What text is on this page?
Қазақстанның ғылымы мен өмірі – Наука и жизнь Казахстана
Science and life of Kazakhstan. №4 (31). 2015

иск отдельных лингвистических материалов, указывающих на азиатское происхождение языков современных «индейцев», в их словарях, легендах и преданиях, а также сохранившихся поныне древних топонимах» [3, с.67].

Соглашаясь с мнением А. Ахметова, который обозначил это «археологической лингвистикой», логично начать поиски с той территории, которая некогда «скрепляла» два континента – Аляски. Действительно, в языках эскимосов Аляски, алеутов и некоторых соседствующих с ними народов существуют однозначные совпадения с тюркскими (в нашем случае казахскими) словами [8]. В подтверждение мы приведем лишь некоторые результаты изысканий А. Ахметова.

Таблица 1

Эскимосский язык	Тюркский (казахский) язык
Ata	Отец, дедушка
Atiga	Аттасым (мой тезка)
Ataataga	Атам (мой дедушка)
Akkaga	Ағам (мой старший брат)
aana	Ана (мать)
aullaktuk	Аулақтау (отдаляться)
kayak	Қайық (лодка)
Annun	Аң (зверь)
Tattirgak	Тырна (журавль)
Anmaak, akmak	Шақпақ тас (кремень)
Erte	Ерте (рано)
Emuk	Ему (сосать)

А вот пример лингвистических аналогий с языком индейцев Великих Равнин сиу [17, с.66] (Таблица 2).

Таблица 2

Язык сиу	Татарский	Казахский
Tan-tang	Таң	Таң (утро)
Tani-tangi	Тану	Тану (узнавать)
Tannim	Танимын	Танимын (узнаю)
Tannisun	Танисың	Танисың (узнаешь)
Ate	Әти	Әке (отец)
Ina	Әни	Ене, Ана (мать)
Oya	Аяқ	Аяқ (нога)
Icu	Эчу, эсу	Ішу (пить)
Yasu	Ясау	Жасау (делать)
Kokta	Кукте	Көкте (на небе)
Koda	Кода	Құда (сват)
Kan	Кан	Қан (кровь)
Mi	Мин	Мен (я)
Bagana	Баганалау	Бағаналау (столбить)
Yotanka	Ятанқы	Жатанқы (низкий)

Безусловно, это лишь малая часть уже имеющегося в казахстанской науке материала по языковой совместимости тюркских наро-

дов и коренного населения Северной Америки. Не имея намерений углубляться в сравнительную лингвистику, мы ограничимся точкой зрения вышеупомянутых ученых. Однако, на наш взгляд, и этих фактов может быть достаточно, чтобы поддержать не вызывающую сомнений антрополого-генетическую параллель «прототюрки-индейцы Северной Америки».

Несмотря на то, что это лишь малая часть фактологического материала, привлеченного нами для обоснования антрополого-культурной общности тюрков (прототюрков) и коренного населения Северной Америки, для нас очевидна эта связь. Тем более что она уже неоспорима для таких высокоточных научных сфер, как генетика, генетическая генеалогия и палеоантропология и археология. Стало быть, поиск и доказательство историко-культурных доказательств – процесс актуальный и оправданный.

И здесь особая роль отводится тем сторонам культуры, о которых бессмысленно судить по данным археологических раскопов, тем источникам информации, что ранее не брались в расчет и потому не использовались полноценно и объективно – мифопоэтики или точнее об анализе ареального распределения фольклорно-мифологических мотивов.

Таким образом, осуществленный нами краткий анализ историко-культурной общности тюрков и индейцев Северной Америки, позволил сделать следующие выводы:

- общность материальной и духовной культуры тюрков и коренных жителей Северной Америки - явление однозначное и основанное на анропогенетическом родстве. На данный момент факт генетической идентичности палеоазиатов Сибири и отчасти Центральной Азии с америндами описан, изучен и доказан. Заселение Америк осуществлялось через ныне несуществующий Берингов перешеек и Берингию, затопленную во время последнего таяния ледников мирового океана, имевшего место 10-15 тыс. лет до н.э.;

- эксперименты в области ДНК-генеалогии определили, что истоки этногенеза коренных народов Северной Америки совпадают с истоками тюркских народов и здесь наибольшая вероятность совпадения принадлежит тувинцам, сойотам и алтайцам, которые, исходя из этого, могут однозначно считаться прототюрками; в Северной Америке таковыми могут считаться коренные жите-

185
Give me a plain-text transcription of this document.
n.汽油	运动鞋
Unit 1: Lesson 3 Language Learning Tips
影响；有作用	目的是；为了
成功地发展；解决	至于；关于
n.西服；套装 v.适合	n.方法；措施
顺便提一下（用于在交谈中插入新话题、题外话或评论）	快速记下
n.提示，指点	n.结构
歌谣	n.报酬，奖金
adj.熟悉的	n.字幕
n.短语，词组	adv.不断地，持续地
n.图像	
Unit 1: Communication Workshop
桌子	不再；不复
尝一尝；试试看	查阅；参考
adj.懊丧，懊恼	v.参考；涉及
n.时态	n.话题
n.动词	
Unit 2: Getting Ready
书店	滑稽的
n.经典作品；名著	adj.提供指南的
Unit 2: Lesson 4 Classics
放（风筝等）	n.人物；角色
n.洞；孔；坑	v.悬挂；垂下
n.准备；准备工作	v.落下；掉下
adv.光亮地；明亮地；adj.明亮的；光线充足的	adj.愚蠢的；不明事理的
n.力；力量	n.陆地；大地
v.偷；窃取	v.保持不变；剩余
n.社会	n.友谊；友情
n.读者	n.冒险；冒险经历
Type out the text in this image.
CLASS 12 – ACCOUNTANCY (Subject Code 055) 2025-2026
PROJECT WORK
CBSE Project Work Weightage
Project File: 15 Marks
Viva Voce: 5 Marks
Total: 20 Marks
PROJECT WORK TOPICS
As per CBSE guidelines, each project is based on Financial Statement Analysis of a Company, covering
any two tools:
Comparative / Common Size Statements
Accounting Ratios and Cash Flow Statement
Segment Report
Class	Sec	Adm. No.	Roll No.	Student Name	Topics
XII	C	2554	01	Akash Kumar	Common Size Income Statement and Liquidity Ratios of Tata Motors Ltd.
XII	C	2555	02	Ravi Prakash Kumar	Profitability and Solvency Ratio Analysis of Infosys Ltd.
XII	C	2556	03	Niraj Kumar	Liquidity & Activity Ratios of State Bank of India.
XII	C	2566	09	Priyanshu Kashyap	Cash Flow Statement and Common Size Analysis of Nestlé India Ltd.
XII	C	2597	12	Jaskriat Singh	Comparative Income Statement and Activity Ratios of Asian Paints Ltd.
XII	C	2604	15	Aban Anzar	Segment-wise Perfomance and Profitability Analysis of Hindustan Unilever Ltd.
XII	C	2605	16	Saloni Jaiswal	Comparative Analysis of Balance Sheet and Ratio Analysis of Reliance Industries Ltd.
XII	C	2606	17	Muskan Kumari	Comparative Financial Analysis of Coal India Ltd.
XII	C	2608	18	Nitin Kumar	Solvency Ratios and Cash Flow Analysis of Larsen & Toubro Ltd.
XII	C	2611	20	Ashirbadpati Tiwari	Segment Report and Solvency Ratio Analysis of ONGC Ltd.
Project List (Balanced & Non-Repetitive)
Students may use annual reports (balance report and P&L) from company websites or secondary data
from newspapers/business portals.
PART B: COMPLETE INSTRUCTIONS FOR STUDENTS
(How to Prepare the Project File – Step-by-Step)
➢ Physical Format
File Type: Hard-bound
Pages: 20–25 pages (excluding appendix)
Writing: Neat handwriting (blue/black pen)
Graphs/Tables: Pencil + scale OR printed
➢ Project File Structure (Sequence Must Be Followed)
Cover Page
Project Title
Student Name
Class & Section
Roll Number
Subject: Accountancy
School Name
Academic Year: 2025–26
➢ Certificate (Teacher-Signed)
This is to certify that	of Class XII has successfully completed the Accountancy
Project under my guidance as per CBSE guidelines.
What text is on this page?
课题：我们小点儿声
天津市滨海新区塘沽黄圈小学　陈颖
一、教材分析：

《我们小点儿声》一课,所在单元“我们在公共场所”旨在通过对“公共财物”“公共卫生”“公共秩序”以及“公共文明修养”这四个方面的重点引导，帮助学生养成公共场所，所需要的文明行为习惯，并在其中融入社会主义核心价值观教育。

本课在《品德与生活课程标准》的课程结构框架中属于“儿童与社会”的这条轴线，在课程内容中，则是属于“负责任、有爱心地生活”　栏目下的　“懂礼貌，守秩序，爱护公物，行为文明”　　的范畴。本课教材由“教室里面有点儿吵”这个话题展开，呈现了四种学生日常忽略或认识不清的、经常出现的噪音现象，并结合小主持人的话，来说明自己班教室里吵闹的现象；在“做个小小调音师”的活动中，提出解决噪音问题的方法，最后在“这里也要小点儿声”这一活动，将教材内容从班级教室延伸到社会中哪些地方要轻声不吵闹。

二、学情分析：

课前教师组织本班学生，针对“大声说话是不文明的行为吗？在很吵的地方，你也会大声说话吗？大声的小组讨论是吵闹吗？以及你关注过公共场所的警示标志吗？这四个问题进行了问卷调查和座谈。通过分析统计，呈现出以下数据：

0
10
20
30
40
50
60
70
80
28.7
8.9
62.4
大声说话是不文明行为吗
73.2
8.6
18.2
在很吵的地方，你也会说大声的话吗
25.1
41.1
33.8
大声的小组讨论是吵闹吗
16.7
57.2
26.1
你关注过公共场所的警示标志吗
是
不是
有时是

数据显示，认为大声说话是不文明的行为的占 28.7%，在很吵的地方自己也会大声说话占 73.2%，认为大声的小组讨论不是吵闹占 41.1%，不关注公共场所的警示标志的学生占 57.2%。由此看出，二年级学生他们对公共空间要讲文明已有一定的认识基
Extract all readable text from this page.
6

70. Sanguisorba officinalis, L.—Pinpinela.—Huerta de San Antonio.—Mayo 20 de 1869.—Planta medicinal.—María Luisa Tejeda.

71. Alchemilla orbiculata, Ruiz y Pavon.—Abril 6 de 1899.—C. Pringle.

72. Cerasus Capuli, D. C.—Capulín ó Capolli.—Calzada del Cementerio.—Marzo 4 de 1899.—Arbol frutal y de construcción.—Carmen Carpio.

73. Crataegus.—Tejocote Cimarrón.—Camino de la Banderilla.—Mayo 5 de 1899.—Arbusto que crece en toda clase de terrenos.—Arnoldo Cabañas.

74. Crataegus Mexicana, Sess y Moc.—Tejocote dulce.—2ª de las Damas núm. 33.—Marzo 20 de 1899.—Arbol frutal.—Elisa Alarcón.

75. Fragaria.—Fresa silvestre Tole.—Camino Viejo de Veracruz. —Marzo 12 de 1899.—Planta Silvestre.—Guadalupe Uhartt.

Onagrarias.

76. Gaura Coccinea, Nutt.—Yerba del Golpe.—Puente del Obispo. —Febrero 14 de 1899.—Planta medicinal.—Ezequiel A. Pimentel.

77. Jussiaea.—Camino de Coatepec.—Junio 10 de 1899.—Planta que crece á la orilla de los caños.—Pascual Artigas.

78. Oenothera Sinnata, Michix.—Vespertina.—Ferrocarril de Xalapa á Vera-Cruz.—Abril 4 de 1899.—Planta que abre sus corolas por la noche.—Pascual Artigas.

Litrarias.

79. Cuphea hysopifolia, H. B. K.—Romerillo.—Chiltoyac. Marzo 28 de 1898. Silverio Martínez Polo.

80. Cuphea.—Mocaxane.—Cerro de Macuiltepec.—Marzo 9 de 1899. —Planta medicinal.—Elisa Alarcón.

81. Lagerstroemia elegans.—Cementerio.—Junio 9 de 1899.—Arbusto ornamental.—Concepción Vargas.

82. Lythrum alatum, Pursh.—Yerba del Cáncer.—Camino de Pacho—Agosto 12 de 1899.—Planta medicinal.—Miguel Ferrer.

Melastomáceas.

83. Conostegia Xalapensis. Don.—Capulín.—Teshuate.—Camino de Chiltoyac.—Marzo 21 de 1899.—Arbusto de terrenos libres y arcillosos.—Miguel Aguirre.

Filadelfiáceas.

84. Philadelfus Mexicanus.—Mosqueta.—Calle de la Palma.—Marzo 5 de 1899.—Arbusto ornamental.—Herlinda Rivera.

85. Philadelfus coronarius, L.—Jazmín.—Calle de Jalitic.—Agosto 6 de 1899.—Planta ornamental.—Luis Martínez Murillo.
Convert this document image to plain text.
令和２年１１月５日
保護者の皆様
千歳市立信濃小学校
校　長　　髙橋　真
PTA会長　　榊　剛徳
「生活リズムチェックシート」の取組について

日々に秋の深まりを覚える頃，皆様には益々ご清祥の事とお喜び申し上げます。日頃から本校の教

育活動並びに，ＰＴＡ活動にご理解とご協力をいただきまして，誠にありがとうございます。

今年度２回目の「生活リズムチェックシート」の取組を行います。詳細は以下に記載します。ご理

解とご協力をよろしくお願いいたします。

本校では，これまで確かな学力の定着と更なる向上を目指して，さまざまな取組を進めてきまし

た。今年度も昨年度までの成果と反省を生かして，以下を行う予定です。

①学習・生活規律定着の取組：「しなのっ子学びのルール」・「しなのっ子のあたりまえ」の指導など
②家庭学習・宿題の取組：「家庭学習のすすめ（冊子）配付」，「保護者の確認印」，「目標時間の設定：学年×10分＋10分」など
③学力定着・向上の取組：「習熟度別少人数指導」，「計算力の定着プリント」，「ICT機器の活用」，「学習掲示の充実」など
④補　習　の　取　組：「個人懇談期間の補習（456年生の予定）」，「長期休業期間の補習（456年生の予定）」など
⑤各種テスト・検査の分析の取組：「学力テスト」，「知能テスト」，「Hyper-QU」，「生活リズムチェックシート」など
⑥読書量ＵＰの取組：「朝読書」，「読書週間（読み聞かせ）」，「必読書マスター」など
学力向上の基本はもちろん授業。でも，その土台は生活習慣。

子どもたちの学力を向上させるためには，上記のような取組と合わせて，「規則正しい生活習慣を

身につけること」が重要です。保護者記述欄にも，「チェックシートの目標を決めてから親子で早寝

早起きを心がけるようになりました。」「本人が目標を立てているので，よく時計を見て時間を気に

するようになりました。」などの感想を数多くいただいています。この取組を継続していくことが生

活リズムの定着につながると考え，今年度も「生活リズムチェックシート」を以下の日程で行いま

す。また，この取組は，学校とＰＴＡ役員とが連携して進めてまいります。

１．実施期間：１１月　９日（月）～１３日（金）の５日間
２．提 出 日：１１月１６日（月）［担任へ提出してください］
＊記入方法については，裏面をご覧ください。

□ □ □ □ □

### EXERCISE AIM
Read the data above and pull out each line that holds the string "Junio".

### ANSWER
77. Jussiaea.—Camino de Coatepec.—Junio 10 de 1899.—Planta que crece á la orilla de los caños.—Pascual Artigas.
81. Lagerstroemia elegans.—Cementerio.—Junio 9 de 1899.—Arbusto ornamental.—Concepción Vargas.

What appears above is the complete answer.